Source records –

▶

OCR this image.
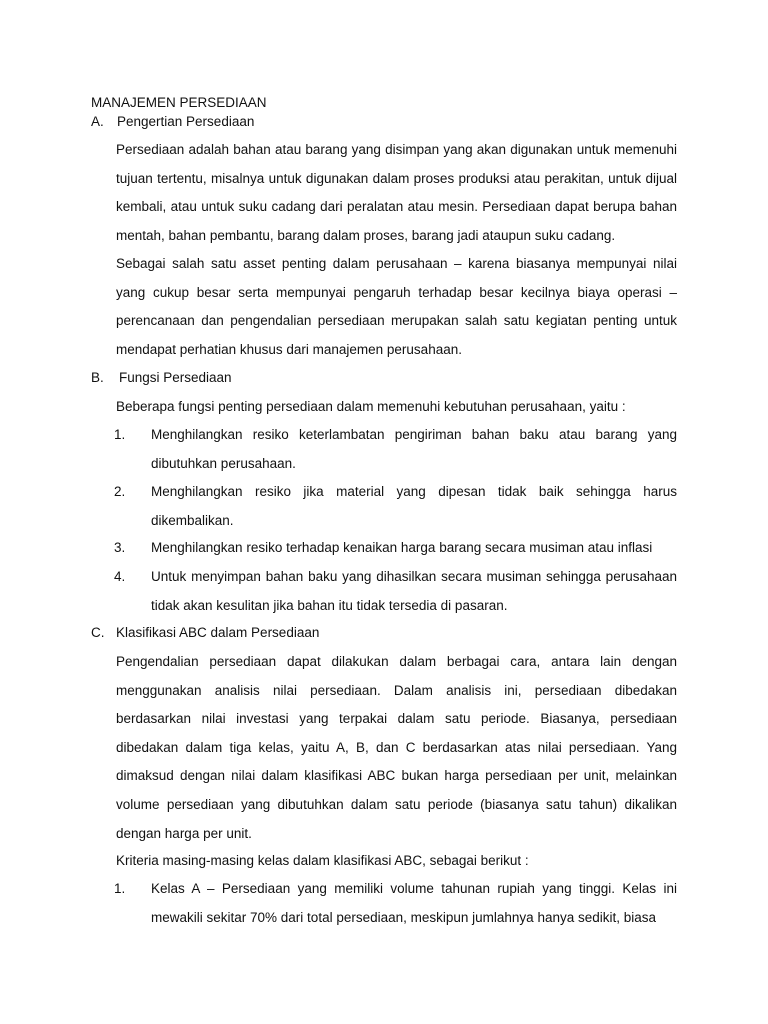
MANAJEMEN PERSEDIAAN
A. Pengertian Persediaan

Persediaan adalah bahan atau barang yang disimpan yang akan digunakan untuk memenuhi tujuan tertentu, misalnya untuk digunakan dalam proses produksi atau perakitan, untuk dijual kembali, atau untuk suku cadang dari peralatan atau mesin. Persediaan dapat berupa bahan mentah, bahan pembantu, barang dalam proses, barang jadi ataupun suku cadang.

Sebagai salah satu asset penting dalam perusahaan – karena biasanya mempunyai nilai yang cukup besar serta mempunyai pengaruh terhadap besar kecilnya biaya operasi – perencanaan dan pengendalian persediaan merupakan salah satu kegiatan penting untuk mendapat perhatian khusus dari manajemen perusahaan.

B. Fungsi Persediaan

Beberapa fungsi penting persediaan dalam memenuhi kebutuhan perusahaan, yaitu :

1. Menghilangkan resiko keterlambatan pengiriman bahan baku atau barang yang dibutuhkan perusahaan.
2. Menghilangkan resiko jika material yang dipesan tidak baik sehingga harus dikembalikan.
3. Menghilangkan resiko terhadap kenaikan harga barang secara musiman atau inflasi
4. Untuk menyimpan bahan baku yang dihasilkan secara musiman sehingga perusahaan tidak akan kesulitan jika bahan itu tidak tersedia di pasaran.
C. Klasifikasi ABC dalam Persediaan

Pengendalian persediaan dapat dilakukan dalam berbagai cara, antara lain dengan menggunakan analisis nilai persediaan. Dalam analisis ini, persediaan dibedakan berdasarkan nilai investasi yang terpakai dalam satu periode. Biasanya, persediaan dibedakan dalam tiga kelas, yaitu A, B, dan C berdasarkan atas nilai persediaan. Yang dimaksud dengan nilai dalam klasifikasi ABC bukan harga persediaan per unit, melainkan volume persediaan yang dibutuhkan dalam satu periode (biasanya satu tahun) dikalikan dengan harga per unit.

Kriteria masing-masing kelas dalam klasifikasi ABC, sebagai berikut :

1. Kelas A – Persediaan yang memiliki volume tahunan rupiah yang tinggi. Kelas ini mewakili sekitar 70% dari total persediaan, meskipun jumlahnya hanya sedikit, biasa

◀

WRITTEN TASK – Leave out the pictures and copy every record above exactly.

RESPONSE TO THIS TASK –
OCR this image.
MANAJEMEN PERSEDIAAN
A. Pengertian Persediaan

Persediaan adalah bahan atau barang yang disimpan yang akan digunakan untuk memenuhi tujuan tertentu, misalnya untuk digunakan dalam proses produksi atau perakitan, untuk dijual kembali, atau untuk suku cadang dari peralatan atau mesin. Persediaan dapat berupa bahan mentah, bahan pembantu, barang dalam proses, barang jadi ataupun suku cadang.

Sebagai salah satu asset penting dalam perusahaan – karena biasanya mempunyai nilai yang cukup besar serta mempunyai pengaruh terhadap besar kecilnya biaya operasi – perencanaan dan pengendalian persediaan merupakan salah satu kegiatan penting untuk mendapat perhatian khusus dari manajemen perusahaan.

B. Fungsi Persediaan

Beberapa fungsi penting persediaan dalam memenuhi kebutuhan perusahaan, yaitu :

1. Menghilangkan resiko keterlambatan pengiriman bahan baku atau barang yang dibutuhkan perusahaan.
2. Menghilangkan resiko jika material yang dipesan tidak baik sehingga harus dikembalikan.
3. Menghilangkan resiko terhadap kenaikan harga barang secara musiman atau inflasi
4. Untuk menyimpan bahan baku yang dihasilkan secara musiman sehingga perusahaan tidak akan kesulitan jika bahan itu tidak tersedia di pasaran.
C. Klasifikasi ABC dalam Persediaan

Pengendalian persediaan dapat dilakukan dalam berbagai cara, antara lain dengan menggunakan analisis nilai persediaan. Dalam analisis ini, persediaan dibedakan berdasarkan nilai investasi yang terpakai dalam satu periode. Biasanya, persediaan dibedakan dalam tiga kelas, yaitu A, B, dan C berdasarkan atas nilai persediaan. Yang dimaksud dengan nilai dalam klasifikasi ABC bukan harga persediaan per unit, melainkan volume persediaan yang dibutuhkan dalam satu periode (biasanya satu tahun) dikalikan dengan harga per unit.

Kriteria masing-masing kelas dalam klasifikasi ABC, sebagai berikut :

1. Kelas A – Persediaan yang memiliki volume tahunan rupiah yang tinggi. Kelas ini mewakili sekitar 70% dari total persediaan, meskipun jumlahnya hanya sedikit, biasa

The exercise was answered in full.